**What is asked**
Type every record exactly as it appears.

# Information provided start

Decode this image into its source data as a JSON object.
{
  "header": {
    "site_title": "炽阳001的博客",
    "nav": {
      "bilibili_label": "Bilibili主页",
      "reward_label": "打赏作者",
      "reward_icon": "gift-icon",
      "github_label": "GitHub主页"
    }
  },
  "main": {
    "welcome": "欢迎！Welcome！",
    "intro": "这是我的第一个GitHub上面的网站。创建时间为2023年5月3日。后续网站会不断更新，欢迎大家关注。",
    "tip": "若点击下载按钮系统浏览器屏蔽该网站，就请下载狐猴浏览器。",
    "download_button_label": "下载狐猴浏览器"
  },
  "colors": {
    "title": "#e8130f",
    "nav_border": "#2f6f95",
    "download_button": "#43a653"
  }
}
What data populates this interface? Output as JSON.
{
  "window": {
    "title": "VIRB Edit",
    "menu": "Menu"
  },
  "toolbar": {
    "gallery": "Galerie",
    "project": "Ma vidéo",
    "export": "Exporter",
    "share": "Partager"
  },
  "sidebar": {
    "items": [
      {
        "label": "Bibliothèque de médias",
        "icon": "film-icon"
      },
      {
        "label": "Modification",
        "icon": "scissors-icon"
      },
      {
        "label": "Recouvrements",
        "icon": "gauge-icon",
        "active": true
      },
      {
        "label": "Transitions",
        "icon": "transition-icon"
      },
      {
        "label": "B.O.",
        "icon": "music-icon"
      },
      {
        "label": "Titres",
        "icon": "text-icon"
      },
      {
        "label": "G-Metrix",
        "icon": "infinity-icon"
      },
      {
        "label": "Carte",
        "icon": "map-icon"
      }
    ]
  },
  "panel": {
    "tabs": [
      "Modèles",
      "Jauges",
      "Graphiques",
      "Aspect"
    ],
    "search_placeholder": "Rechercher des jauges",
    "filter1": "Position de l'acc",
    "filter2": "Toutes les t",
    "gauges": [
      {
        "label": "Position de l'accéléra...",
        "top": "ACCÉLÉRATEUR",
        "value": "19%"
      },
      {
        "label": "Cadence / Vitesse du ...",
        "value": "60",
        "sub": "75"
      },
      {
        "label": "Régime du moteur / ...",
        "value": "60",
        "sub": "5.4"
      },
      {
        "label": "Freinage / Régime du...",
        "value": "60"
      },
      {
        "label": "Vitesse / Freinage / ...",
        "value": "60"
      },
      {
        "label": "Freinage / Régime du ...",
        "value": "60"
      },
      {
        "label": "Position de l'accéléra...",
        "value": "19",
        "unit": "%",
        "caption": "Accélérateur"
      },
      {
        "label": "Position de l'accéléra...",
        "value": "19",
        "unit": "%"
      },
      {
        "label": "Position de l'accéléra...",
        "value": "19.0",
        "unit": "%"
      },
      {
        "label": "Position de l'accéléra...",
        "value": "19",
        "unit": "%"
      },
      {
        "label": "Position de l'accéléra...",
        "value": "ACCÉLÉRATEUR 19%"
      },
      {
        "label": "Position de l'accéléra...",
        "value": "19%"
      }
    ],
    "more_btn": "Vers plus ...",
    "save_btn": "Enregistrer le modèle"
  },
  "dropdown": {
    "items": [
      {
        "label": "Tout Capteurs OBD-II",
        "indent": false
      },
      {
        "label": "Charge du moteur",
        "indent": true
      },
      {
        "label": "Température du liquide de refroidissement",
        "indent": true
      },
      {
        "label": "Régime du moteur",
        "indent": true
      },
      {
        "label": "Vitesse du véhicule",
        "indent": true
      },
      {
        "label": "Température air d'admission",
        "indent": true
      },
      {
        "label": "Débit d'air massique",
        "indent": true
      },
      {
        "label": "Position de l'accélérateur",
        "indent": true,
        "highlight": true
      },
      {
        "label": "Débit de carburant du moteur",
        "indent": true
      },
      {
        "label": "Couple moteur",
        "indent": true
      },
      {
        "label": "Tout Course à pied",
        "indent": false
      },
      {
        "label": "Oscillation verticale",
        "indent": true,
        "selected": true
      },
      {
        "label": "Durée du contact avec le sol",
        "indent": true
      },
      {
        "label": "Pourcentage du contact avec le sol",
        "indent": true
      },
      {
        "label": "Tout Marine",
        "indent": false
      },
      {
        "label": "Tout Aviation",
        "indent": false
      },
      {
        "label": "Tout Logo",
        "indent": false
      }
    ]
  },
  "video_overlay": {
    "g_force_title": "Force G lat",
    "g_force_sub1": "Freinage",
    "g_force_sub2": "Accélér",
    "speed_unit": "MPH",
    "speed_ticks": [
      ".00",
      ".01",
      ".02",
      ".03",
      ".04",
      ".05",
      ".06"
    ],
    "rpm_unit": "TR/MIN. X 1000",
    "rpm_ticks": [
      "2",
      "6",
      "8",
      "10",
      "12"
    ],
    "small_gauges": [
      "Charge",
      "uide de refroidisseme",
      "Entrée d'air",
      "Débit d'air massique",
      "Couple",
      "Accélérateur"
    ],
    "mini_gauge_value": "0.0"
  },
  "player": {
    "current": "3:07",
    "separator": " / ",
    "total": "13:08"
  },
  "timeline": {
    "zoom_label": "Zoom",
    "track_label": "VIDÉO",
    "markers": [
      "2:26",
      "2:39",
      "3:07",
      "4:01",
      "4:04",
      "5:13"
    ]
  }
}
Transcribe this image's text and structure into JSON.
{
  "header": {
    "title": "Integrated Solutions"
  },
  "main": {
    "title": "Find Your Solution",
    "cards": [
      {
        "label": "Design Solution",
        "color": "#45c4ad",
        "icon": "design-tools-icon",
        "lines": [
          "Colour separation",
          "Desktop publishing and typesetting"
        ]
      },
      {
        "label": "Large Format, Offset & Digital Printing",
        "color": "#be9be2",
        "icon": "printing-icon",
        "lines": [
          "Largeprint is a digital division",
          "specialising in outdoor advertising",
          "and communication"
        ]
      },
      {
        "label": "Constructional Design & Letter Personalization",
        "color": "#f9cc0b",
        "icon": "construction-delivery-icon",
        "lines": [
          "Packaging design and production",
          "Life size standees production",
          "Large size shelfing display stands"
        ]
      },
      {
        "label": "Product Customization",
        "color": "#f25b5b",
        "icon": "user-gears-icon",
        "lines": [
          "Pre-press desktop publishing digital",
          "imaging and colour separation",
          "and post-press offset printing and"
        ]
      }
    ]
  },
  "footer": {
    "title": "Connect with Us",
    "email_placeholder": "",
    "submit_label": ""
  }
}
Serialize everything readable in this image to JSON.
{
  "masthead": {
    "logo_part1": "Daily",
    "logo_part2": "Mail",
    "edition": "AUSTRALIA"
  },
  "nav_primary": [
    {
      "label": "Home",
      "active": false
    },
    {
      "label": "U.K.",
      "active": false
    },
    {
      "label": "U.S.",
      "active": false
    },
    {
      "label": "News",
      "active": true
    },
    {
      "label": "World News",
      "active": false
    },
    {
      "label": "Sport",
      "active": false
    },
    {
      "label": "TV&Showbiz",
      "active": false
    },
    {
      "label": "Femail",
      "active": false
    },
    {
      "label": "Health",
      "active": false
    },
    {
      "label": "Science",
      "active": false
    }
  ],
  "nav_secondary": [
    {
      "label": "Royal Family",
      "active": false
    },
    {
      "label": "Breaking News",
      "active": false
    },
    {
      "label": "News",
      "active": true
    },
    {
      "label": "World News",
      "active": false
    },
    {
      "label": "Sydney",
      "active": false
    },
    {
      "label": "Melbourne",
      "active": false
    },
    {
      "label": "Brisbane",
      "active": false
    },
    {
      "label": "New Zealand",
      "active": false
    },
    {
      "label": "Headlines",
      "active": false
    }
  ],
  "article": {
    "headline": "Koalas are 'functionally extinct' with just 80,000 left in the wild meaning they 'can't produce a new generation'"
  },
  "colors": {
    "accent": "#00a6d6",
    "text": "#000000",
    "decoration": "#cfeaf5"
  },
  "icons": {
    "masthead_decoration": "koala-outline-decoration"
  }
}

# Information provided end

**Exercise output**
Decode this image into its source data as a JSON object.
{
  "header": {
    "site_title": "炽阳001的博客",
    "nav": {
      "bilibili_label": "Bilibili主页",
      "reward_label": "打赏作者",
      "reward_icon": "gift-icon",
      "github_label": "GitHub主页"
    }
  },
  "main": {
    "welcome": "欢迎！Welcome！",
    "intro": "这是我的第一个GitHub上面的网站。创建时间为2023年5月3日。后续网站会不断更新，欢迎大家关注。",
    "tip": "若点击下载按钮系统浏览器屏蔽该网站，就请下载狐猴浏览器。",
    "download_button_label": "下载狐猴浏览器"
  },
  "colors": {
    "title": "#e8130f",
    "nav_border": "#2f6f95",
    "download_button": "#43a653"
  }
}
What data populates this interface? Output as JSON.
{
  "window": {
    "title": "VIRB Edit",
    "menu": "Menu"
  },
  "toolbar": {
    "gallery": "Galerie",
    "project": "Ma vidéo",
    "export": "Exporter",
    "share": "Partager"
  },
  "sidebar": {
    "items": [
      {
        "label": "Bibliothèque de médias",
        "icon": "film-icon"
      },
      {
        "label": "Modification",
        "icon": "scissors-icon"
      },
      {
        "label": "Recouvrements",
        "icon": "gauge-icon",
        "active": true
      },
      {
        "label": "Transitions",
        "icon": "transition-icon"
      },
      {
        "label": "B.O.",
        "icon": "music-icon"
      },
      {
        "label": "Titres",
        "icon": "text-icon"
      },
      {
        "label": "G-Metrix",
        "icon": "infinity-icon"
      },
      {
        "label": "Carte",
        "icon": "map-icon"
      }
    ]
  },
  "panel": {
    "tabs": [
      "Modèles",
      "Jauges",
      "Graphiques",
      "Aspect"
    ],
    "search_placeholder": "Rechercher des jauges",
    "filter1": "Position de l'acc",
    "filter2": "Toutes les t",
    "gauges": [
      {
        "label": "Position de l'accéléra...",
        "top": "ACCÉLÉRATEUR",
        "value": "19%"
      },
      {
        "label": "Cadence / Vitesse du ...",
        "value": "60",
        "sub": "75"
      },
      {
        "label": "Régime du moteur / ...",
        "value": "60",
        "sub": "5.4"
      },
      {
        "label": "Freinage / Régime du...",
        "value": "60"
      },
      {
        "label": "Vitesse / Freinage / ...",
        "value": "60"
      },
      {
        "label": "Freinage / Régime du ...",
        "value": "60"
      },
      {
        "label": "Position de l'accéléra...",
        "value": "19",
        "unit": "%",
        "caption": "Accélérateur"
      },
      {
        "label": "Position de l'accéléra...",
        "value": "19",
        "unit": "%"
      },
      {
        "label": "Position de l'accéléra...",
        "value": "19.0",
        "unit": "%"
      },
      {
        "label": "Position de l'accéléra...",
        "value": "19",
        "unit": "%"
      },
      {
        "label": "Position de l'accéléra...",
        "value": "ACCÉLÉRATEUR 19%"
      },
      {
        "label": "Position de l'accéléra...",
        "value": "19%"
      }
    ],
    "more_btn": "Vers plus ...",
    "save_btn": "Enregistrer le modèle"
  },
  "dropdown": {
    "items": [
      {
        "label": "Tout Capteurs OBD-II",
        "indent": false
      },
      {
        "label": "Charge du moteur",
        "indent": true
      },
      {
        "label": "Température du liquide de refroidissement",
        "indent": true
      },
      {
        "label": "Régime du moteur",
        "indent": true
      },
      {
        "label": "Vitesse du véhicule",
        "indent": true
      },
      {
        "label": "Température air d'admission",
        "indent": true
      },
      {
        "label": "Débit d'air massique",
        "indent": true
      },
      {
        "label": "Position de l'accélérateur",
        "indent": true,
        "highlight": true
      },
      {
        "label": "Débit de carburant du moteur",
        "indent": true
      },
      {
        "label": "Couple moteur",
        "indent": true
      },
      {
        "label": "Tout Course à pied",
        "indent": false
      },
      {
        "label": "Oscillation verticale",
        "indent": true,
        "selected": true
      },
      {
        "label": "Durée du contact avec le sol",
        "indent": true
      },
      {
        "label": "Pourcentage du contact avec le sol",
        "indent": true
      },
      {
        "label": "Tout Marine",
        "indent": false
      },
      {
        "label": "Tout Aviation",
        "indent": false
      },
      {
        "label": "Tout Logo",
        "indent": false
      }
    ]
  },
  "video_overlay": {
    "g_force_title": "Force G lat",
    "g_force_sub1": "Freinage",
    "g_force_sub2": "Accélér",
    "speed_unit": "MPH",
    "speed_ticks": [
      ".00",
      ".01",
      ".02",
      ".03",
      ".04",
      ".05",
      ".06"
    ],
    "rpm_unit": "TR/MIN. X 1000",
    "rpm_ticks": [
      "2",
      "6",
      "8",
      "10",
      "12"
    ],
    "small_gauges": [
      "Charge",
      "uide de refroidisseme",
      "Entrée d'air",
      "Débit d'air massique",
      "Couple",
      "Accélérateur"
    ],
    "mini_gauge_value": "0.0"
  },
  "player": {
    "current": "3:07",
    "separator": " / ",
    "total": "13:08"
  },
  "timeline": {
    "zoom_label": "Zoom",
    "track_label": "VIDÉO",
    "markers": [
      "2:26",
      "2:39",
      "3:07",
      "4:01",
      "4:04",
      "5:13"
    ]
  }
}
Transcribe this image's text and structure into JSON.
{
  "header": {
    "title": "Integrated Solutions"
  },
  "main": {
    "title": "Find Your Solution",
    "cards": [
      {
        "label": "Design Solution",
        "color": "#45c4ad",
        "icon": "design-tools-icon",
        "lines": [
          "Colour separation",
          "Desktop publishing and typesetting"
        ]
      },
      {
        "label": "Large Format, Offset & Digital Printing",
        "color": "#be9be2",
        "icon": "printing-icon",
        "lines": [
          "Largeprint is a digital division",
          "specialising in outdoor advertising",
          "and communication"
        ]
      },
      {
        "label": "Constructional Design & Letter Personalization",
        "color": "#f9cc0b",
        "icon": "construction-delivery-icon",
        "lines": [
          "Packaging design and production",
          "Life size standees production",
          "Large size shelfing display stands"
        ]
      },
      {
        "label": "Product Customization",
        "color": "#f25b5b",
        "icon": "user-gears-icon",
        "lines": [
          "Pre-press desktop publishing digital",
          "imaging and colour separation",
          "and post-press offset printing and"
        ]
      }
    ]
  },
  "footer": {
    "title": "Connect with Us",
    "email_placeholder": "",
    "submit_label": ""
  }
}
Serialize everything readable in this image to JSON.
{
  "masthead": {
    "logo_part1": "Daily",
    "logo_part2": "Mail",
    "edition": "AUSTRALIA"
  },
  "nav_primary": [
    {
      "label": "Home",
      "active": false
    },
    {
      "label": "U.K.",
      "active": false
    },
    {
      "label": "U.S.",
      "active": false
    },
    {
      "label": "News",
      "active": true
    },
    {
      "label": "World News",
      "active": false
    },
    {
      "label": "Sport",
      "active": false
    },
    {
      "label": "TV&Showbiz",
      "active": false
    },
    {
      "label": "Femail",
      "active": false
    },
    {
      "label": "Health",
      "active": false
    },
    {
      "label": "Science",
      "active": false
    }
  ],
  "nav_secondary": [
    {
      "label": "Royal Family",
      "active": false
    },
    {
      "label": "Breaking News",
      "active": false
    },
    {
      "label": "News",
      "active": true
    },
    {
      "label": "World News",
      "active": false
    },
    {
      "label": "Sydney",
      "active": false
    },
    {
      "label": "Melbourne",
      "active": false
    },
    {
      "label": "Brisbane",
      "active": false
    },
    {
      "label": "New Zealand",
      "active": false
    },
    {
      "label": "Headlines",
      "active": false
    }
  ],
  "article": {
    "headline": "Koalas are 'functionally extinct' with just 80,000 left in the wild meaning they 'can't produce a new generation'"
  },
  "colors": {
    "accent": "#00a6d6",
    "text": "#000000",
    "decoration": "#cfeaf5"
  },
  "icons": {
    "masthead_decoration": "koala-outline-decoration"
  }
}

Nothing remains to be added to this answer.